# PROBLEM DETAILS:
Write out the items verbatim, from the first line through the line containing "The pedestal F1 is at (187, 137).", with both ends included.

-- Start --

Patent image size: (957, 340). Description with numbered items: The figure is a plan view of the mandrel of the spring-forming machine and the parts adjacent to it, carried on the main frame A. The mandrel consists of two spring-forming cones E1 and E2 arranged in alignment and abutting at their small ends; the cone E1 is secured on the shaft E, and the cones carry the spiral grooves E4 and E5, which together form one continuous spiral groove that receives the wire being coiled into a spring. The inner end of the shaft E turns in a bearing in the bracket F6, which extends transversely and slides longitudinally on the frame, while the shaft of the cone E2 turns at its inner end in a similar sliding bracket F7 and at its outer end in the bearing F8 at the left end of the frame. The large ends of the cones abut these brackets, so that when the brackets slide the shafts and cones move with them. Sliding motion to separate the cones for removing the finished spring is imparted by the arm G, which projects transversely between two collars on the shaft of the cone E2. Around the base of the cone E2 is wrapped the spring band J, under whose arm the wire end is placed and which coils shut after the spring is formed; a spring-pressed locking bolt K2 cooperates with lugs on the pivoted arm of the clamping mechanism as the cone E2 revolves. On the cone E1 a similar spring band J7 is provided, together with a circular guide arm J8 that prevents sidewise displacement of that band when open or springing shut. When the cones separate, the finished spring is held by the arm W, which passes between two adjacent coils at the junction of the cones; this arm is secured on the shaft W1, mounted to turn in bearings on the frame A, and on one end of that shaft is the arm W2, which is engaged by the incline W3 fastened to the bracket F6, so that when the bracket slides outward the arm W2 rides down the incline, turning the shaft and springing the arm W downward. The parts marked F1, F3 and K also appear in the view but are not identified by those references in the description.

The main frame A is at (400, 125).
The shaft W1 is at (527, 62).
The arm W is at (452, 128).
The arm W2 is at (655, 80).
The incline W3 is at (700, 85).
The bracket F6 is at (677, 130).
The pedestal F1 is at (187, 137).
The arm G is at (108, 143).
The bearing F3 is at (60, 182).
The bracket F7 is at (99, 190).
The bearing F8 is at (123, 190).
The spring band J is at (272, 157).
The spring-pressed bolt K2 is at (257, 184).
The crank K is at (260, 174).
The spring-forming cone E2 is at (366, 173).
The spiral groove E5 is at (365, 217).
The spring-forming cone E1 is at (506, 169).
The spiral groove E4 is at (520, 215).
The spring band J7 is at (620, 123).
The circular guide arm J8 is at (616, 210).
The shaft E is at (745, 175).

-- End --

# THE RESPONSE:
Patent image size: (957, 340). Description with numbered items: The figure is a plan view of the mandrel of the spring-forming machine and the parts adjacent to it, carried on the main frame A. The mandrel consists of two spring-forming cones E1 and E2 arranged in alignment and abutting at their small ends; the cone E1 is secured on the shaft E, and the cones carry the spiral grooves E4 and E5, which together form one continuous spiral groove that receives the wire being coiled into a spring. The inner end of the shaft E turns in a bearing in the bracket F6, which extends transversely and slides longitudinally on the frame, while the shaft of the cone E2 turns at its inner end in a similar sliding bracket F7 and at its outer end in the bearing F8 at the left end of the frame. The large ends of the cones abut these brackets, so that when the brackets slide the shafts and cones move with them. Sliding motion to separate the cones for removing the finished spring is imparted by the arm G, which projects transversely between two collars on the shaft of the cone E2. Around the base of the cone E2 is wrapped the spring band J, under whose arm the wire end is placed and which coils shut after the spring is formed; a spring-pressed locking bolt K2 cooperates with lugs on the pivoted arm of the clamping mechanism as the cone E2 revolves. On the cone E1 a similar spring band J7 is provided, together with a circular guide arm J8 that prevents sidewise displacement of that band when open or springing shut. When the cones separate, the finished spring is held by the arm W, which passes between two adjacent coils at the junction of the cones; this arm is secured on the shaft W1, mounted to turn in bearings on the frame A, and on one end of that shaft is the arm W2, which is engaged by the incline W3 fastened to the bracket F6, so that when the bracket slides outward the arm W2 rides down the incline, turning the shaft and springing the arm W downward. The parts marked F1, F3 and K also appear in the view but are not identified by those references in the description.

The main frame A is at (400, 125).
The shaft W1 is at (527, 62).
The arm W is at (452, 128).
The arm W2 is at (655, 80).
The incline W3 is at (700, 85).
The bracket F6 is at (677, 130).
The pedestal F1 is at (187, 137).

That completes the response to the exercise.